======== Exercise input ========

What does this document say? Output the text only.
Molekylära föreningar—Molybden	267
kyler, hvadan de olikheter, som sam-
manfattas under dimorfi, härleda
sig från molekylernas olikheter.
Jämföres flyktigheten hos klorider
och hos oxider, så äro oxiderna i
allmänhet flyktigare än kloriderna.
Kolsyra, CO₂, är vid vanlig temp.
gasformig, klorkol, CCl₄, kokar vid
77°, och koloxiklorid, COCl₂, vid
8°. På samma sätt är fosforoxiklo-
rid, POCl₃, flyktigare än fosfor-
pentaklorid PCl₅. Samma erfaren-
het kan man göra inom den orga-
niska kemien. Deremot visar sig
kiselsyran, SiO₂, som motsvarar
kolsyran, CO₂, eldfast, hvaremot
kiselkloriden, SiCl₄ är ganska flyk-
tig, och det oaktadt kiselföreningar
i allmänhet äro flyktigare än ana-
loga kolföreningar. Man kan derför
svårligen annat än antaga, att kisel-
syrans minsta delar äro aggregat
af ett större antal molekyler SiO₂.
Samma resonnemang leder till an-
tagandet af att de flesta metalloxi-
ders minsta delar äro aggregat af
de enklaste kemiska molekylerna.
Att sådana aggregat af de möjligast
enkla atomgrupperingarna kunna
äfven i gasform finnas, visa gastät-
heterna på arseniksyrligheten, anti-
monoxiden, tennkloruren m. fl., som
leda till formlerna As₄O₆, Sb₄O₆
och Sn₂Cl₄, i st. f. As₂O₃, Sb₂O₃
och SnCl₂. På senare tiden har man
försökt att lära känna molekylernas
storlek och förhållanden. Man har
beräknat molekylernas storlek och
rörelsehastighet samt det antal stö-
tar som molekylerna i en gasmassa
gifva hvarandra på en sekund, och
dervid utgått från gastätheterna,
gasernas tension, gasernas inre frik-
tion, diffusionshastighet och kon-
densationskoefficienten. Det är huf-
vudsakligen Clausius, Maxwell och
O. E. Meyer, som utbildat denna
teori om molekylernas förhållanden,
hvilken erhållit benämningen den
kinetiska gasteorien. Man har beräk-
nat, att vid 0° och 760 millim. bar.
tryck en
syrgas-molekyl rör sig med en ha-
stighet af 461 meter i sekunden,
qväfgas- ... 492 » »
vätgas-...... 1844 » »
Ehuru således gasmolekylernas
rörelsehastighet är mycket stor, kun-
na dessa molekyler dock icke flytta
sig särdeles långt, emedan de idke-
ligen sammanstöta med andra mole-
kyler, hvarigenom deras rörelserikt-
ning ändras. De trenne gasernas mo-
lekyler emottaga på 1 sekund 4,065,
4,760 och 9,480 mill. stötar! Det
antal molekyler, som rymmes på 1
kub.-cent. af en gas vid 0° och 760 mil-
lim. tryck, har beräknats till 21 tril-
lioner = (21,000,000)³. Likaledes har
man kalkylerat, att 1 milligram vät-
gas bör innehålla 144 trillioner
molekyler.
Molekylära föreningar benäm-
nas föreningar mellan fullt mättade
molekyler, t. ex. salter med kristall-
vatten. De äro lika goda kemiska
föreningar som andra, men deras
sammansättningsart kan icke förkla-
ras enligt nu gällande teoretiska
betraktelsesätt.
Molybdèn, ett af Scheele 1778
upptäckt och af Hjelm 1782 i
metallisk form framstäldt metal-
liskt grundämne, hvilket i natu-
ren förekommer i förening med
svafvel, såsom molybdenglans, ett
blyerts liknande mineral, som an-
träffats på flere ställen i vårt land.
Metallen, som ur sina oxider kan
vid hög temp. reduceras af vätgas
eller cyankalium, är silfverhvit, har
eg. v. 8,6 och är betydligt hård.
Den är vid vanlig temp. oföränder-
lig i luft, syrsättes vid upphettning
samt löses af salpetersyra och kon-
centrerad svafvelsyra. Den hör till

========

#### Exercise requirements:
Your reply needs to reproduce all of the listing exactly.

#### Exercise solution:
What does this document say? Output the text only.
Molekylära föreningar—Molybden	267
kyler, hvadan de olikheter, som sam-
manfattas under dimorfi, härleda
sig från molekylernas olikheter.
Jämföres flyktigheten hos klorider
och hos oxider, så äro oxiderna i
allmänhet flyktigare än kloriderna.
Kolsyra, CO₂, är vid vanlig temp.
gasformig, klorkol, CCl₄, kokar vid
77°, och koloxiklorid, COCl₂, vid
8°. På samma sätt är fosforoxiklo-
rid, POCl₃, flyktigare än fosfor-
pentaklorid PCl₅. Samma erfaren-
het kan man göra inom den orga-
niska kemien. Deremot visar sig
kiselsyran, SiO₂, som motsvarar
kolsyran, CO₂, eldfast, hvaremot
kiselkloriden, SiCl₄ är ganska flyk-
tig, och det oaktadt kiselföreningar
i allmänhet äro flyktigare än ana-
loga kolföreningar. Man kan derför
svårligen annat än antaga, att kisel-
syrans minsta delar äro aggregat
af ett större antal molekyler SiO₂.
Samma resonnemang leder till an-
tagandet af att de flesta metalloxi-
ders minsta delar äro aggregat af
de enklaste kemiska molekylerna.
Att sådana aggregat af de möjligast
enkla atomgrupperingarna kunna
äfven i gasform finnas, visa gastät-
heterna på arseniksyrligheten, anti-
monoxiden, tennkloruren m. fl., som
leda till formlerna As₄O₆, Sb₄O₆
och Sn₂Cl₄, i st. f. As₂O₃, Sb₂O₃
och SnCl₂. På senare tiden har man
försökt att lära känna molekylernas
storlek och förhållanden. Man har
beräknat molekylernas storlek och
rörelsehastighet samt det antal stö-
tar som molekylerna i en gasmassa
gifva hvarandra på en sekund, och
dervid utgått från gastätheterna,
gasernas tension, gasernas inre frik-
tion, diffusionshastighet och kon-
densationskoefficienten. Det är huf-
vudsakligen Clausius, Maxwell och
O. E. Meyer, som utbildat denna
teori om molekylernas förhållanden,
hvilken erhållit benämningen den
kinetiska gasteorien. Man har beräk-
nat, att vid 0° och 760 millim. bar.
tryck en
syrgas-molekyl rör sig med en ha-
stighet af 461 meter i sekunden,
qväfgas- ... 492 » »
vätgas-...... 1844 » »
Ehuru således gasmolekylernas
rörelsehastighet är mycket stor, kun-
na dessa molekyler dock icke flytta
sig särdeles långt, emedan de idke-
ligen sammanstöta med andra mole-
kyler, hvarigenom deras rörelserikt-
ning ändras. De trenne gasernas mo-
lekyler emottaga på 1 sekund 4,065,
4,760 och 9,480 mill. stötar! Det
antal molekyler, som rymmes på 1
kub.-cent. af en gas vid 0° och 760 mil-
lim. tryck, har beräknats till 21 tril-
lioner = (21,000,000)³. Likaledes har
man kalkylerat, att 1 milligram vät-
gas bör innehålla 144 trillioner
molekyler.
Molekylära föreningar benäm-
nas föreningar mellan fullt mättade
molekyler, t. ex. salter med kristall-
vatten. De äro lika goda kemiska
föreningar som andra, men deras
sammansättningsart kan icke förkla-
ras enligt nu gällande teoretiska
betraktelsesätt.
Molybdèn, ett af Scheele 1778
upptäckt och af Hjelm 1782 i
metallisk form framstäldt metal-
liskt grundämne, hvilket i natu-
ren förekommer i förening med
svafvel, såsom molybdenglans, ett
blyerts liknande mineral, som an-
träffats på flere ställen i vårt land.
Metallen, som ur sina oxider kan
vid hög temp. reduceras af vätgas
eller cyankalium, är silfverhvit, har
eg. v. 8,6 och är betydligt hård.
Den är vid vanlig temp. oföränder-
lig i luft, syrsättes vid upphettning
samt löses af salpetersyra och kon-
centrerad svafvelsyra. Den hör till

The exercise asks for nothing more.